[Lines of data]
--------------------------------

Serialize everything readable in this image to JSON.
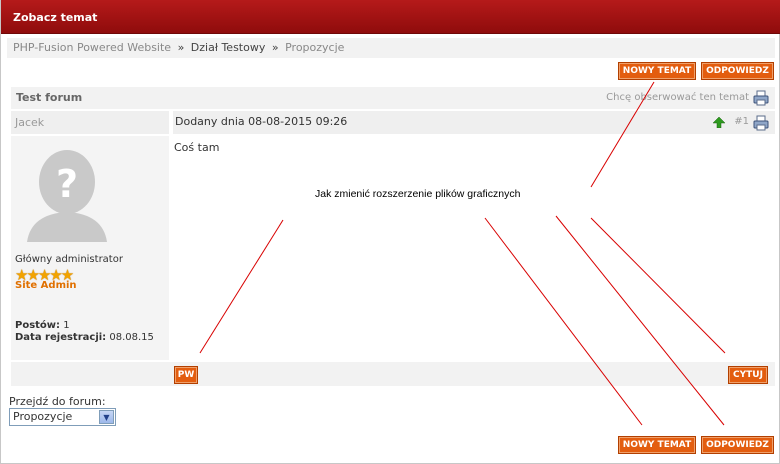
{
  "header": {
    "title": "Zobacz temat"
  },
  "breadcrumb": {
    "site": "PHP-Fusion Powered Website",
    "sep": "»",
    "section": "Dział Testowy",
    "forum": "Propozycje"
  },
  "actions": {
    "new_topic": "NOWY TEMAT",
    "reply": "ODPOWIEDZ"
  },
  "forum": {
    "name": "Test forum",
    "watch_text": "Chcę obserwować ten temat"
  },
  "post": {
    "author": "Jacek",
    "date": "Dodany dnia 08-08-2015 09:26",
    "number": "#1",
    "content": "Coś tam",
    "rank": "Główny administrator",
    "role": "Site Admin",
    "posts_label": "Postów:",
    "posts_value": "1",
    "joined_label": "Data rejestracji:",
    "joined_value": "08.08.15",
    "stars": "★★★★★",
    "pm": "PW",
    "quote": "CYTUJ"
  },
  "jump": {
    "label": "Przejdź do forum:",
    "selected": "Propozycje"
  },
  "annotation": {
    "text": "Jak zmienić rozszerzenie plików graficznych"
  },
  "colors": {
    "header": "#9c0f0f",
    "button": "#e35d0f",
    "accent_text": "#e07000"
  },
  "icons": [
    "printer-icon",
    "arrow-up-icon",
    "chevron-down-icon",
    "avatar-placeholder-icon"
  ]
}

--------------------------------

Your copy of the data should match it exactly, except that pictures are left out.

Serialize everything readable in this image to JSON.
{
  "header": {
    "title": "Zobacz temat"
  },
  "breadcrumb": {
    "site": "PHP-Fusion Powered Website",
    "sep": "»",
    "section": "Dział Testowy",
    "forum": "Propozycje"
  },
  "actions": {
    "new_topic": "NOWY TEMAT",
    "reply": "ODPOWIEDZ"
  },
  "forum": {
    "name": "Test forum",
    "watch_text": "Chcę obserwować ten temat"
  },
  "post": {
    "author": "Jacek",
    "date": "Dodany dnia 08-08-2015 09:26",
    "number": "#1",
    "content": "Coś tam",
    "rank": "Główny administrator",
    "role": "Site Admin",
    "posts_label": "Postów:",
    "posts_value": "1",
    "joined_label": "Data rejestracji:",
    "joined_value": "08.08.15",
    "stars": "★★★★★",
    "pm": "PW",
    "quote": "CYTUJ"
  },
  "jump": {
    "label": "Przejdź do forum:",
    "selected": "Propozycje"
  },
  "annotation": {
    "text": "Jak zmienić rozszerzenie plików graficznych"
  },
  "colors": {
    "header": "#9c0f0f",
    "button": "#e35d0f",
    "accent_text": "#e07000"
  },
  "icons": [
    "printer-icon",
    "arrow-up-icon",
    "chevron-down-icon",
    "avatar-placeholder-icon"
  ]
}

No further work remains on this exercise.